## Work to be completed
Repeat every record below exactly as written.

=-=-=

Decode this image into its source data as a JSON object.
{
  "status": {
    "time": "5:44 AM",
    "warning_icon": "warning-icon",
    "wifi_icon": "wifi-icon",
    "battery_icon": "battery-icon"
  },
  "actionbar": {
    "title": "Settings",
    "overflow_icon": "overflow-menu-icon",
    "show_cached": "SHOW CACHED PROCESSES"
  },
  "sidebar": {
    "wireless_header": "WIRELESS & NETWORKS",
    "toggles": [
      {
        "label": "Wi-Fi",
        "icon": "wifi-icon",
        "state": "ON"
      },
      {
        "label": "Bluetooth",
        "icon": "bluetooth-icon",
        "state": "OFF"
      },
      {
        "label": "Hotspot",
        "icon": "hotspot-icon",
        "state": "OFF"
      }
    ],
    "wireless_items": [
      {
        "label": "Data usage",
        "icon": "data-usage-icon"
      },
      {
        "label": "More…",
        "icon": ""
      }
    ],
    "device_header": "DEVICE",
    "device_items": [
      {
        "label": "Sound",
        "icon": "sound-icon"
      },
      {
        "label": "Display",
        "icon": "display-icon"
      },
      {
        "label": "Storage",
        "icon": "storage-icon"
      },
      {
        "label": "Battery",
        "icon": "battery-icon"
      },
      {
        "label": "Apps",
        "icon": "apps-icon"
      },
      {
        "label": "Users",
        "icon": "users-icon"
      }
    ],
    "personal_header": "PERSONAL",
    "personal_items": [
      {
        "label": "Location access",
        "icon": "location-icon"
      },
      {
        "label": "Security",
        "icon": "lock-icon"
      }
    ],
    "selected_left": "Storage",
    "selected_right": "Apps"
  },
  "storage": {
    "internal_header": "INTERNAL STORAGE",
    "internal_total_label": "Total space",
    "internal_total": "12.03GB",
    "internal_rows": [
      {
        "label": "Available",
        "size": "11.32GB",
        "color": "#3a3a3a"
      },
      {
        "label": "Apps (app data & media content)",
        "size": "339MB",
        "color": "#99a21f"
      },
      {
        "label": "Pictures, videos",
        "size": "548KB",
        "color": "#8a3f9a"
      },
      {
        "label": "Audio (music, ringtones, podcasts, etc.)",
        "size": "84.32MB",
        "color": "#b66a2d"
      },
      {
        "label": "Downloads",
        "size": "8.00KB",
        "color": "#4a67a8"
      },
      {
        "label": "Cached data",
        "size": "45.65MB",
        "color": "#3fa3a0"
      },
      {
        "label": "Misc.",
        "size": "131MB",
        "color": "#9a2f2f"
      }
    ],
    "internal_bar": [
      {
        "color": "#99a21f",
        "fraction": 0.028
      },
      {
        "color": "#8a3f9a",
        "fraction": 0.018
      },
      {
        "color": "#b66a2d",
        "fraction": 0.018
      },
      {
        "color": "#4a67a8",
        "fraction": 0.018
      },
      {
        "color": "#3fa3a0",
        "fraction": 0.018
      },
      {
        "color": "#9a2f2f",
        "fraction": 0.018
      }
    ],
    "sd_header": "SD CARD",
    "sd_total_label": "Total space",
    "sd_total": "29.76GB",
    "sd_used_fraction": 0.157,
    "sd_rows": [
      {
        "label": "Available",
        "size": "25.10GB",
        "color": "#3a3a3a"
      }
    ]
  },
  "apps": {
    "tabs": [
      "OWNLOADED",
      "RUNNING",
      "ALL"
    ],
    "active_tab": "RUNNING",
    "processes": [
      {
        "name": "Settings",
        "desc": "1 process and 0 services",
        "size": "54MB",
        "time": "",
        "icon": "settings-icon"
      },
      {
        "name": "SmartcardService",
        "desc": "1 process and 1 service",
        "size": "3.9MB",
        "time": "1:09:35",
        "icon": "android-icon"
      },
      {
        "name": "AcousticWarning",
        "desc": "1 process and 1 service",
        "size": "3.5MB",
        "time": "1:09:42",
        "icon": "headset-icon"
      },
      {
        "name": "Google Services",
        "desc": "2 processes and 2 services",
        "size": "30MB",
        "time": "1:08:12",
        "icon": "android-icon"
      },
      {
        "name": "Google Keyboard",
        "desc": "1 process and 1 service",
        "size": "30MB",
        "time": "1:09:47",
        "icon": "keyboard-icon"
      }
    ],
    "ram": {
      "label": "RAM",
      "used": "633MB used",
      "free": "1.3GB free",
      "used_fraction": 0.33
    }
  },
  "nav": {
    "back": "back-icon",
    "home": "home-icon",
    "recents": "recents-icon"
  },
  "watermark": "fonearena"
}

=-=-=

## Final result
Decode this image into its source data as a JSON object.
{
  "status": {
    "time": "5:44 AM",
    "warning_icon": "warning-icon",
    "wifi_icon": "wifi-icon",
    "battery_icon": "battery-icon"
  },
  "actionbar": {
    "title": "Settings",
    "overflow_icon": "overflow-menu-icon",
    "show_cached": "SHOW CACHED PROCESSES"
  },
  "sidebar": {
    "wireless_header": "WIRELESS & NETWORKS",
    "toggles": [
      {
        "label": "Wi-Fi",
        "icon": "wifi-icon",
        "state": "ON"
      },
      {
        "label": "Bluetooth",
        "icon": "bluetooth-icon",
        "state": "OFF"
      },
      {
        "label": "Hotspot",
        "icon": "hotspot-icon",
        "state": "OFF"
      }
    ],
    "wireless_items": [
      {
        "label": "Data usage",
        "icon": "data-usage-icon"
      },
      {
        "label": "More…",
        "icon": ""
      }
    ],
    "device_header": "DEVICE",
    "device_items": [
      {
        "label": "Sound",
        "icon": "sound-icon"
      },
      {
        "label": "Display",
        "icon": "display-icon"
      },
      {
        "label": "Storage",
        "icon": "storage-icon"
      },
      {
        "label": "Battery",
        "icon": "battery-icon"
      },
      {
        "label": "Apps",
        "icon": "apps-icon"
      },
      {
        "label": "Users",
        "icon": "users-icon"
      }
    ],
    "personal_header": "PERSONAL",
    "personal_items": [
      {
        "label": "Location access",
        "icon": "location-icon"
      },
      {
        "label": "Security",
        "icon": "lock-icon"
      }
    ],
    "selected_left": "Storage",
    "selected_right": "Apps"
  },
  "storage": {
    "internal_header": "INTERNAL STORAGE",
    "internal_total_label": "Total space",
    "internal_total": "12.03GB",
    "internal_rows": [
      {
        "label": "Available",
        "size": "11.32GB",
        "color": "#3a3a3a"
      },
      {
        "label": "Apps (app data & media content)",
        "size": "339MB",
        "color": "#99a21f"
      },
      {
        "label": "Pictures, videos",
        "size": "548KB",
        "color": "#8a3f9a"
      },
      {
        "label": "Audio (music, ringtones, podcasts, etc.)",
        "size": "84.32MB",
        "color": "#b66a2d"
      },
      {
        "label": "Downloads",
        "size": "8.00KB",
        "color": "#4a67a8"
      },
      {
        "label": "Cached data",
        "size": "45.65MB",
        "color": "#3fa3a0"
      },
      {
        "label": "Misc.",
        "size": "131MB",
        "color": "#9a2f2f"
      }
    ],
    "internal_bar": [
      {
        "color": "#99a21f",
        "fraction": 0.028
      },
      {
        "color": "#8a3f9a",
        "fraction": 0.018
      },
      {
        "color": "#b66a2d",
        "fraction": 0.018
      },
      {
        "color": "#4a67a8",
        "fraction": 0.018
      },
      {
        "color": "#3fa3a0",
        "fraction": 0.018
      },
      {
        "color": "#9a2f2f",
        "fraction": 0.018
      }
    ],
    "sd_header": "SD CARD",
    "sd_total_label": "Total space",
    "sd_total": "29.76GB",
    "sd_used_fraction": 0.157,
    "sd_rows": [
      {
        "label": "Available",
        "size": "25.10GB",
        "color": "#3a3a3a"
      }
    ]
  },
  "apps": {
    "tabs": [
      "OWNLOADED",
      "RUNNING",
      "ALL"
    ],
    "active_tab": "RUNNING",
    "processes": [
      {
        "name": "Settings",
        "desc": "1 process and 0 services",
        "size": "54MB",
        "time": "",
        "icon": "settings-icon"
      },
      {
        "name": "SmartcardService",
        "desc": "1 process and 1 service",
        "size": "3.9MB",
        "time": "1:09:35",
        "icon": "android-icon"
      },
      {
        "name": "AcousticWarning",
        "desc": "1 process and 1 service",
        "size": "3.5MB",
        "time": "1:09:42",
        "icon": "headset-icon"
      },
      {
        "name": "Google Services",
        "desc": "2 processes and 2 services",
        "size": "30MB",
        "time": "1:08:12",
        "icon": "android-icon"
      },
      {
        "name": "Google Keyboard",
        "desc": "1 process and 1 service",
        "size": "30MB",
        "time": "1:09:47",
        "icon": "keyboard-icon"
      }
    ],
    "ram": {
      "label": "RAM",
      "used": "633MB used",
      "free": "1.3GB free",
      "used_fraction": 0.33
    }
  },
  "nav": {
    "back": "back-icon",
    "home": "home-icon",
    "recents": "recents-icon"
  },
  "watermark": "fonearena"
}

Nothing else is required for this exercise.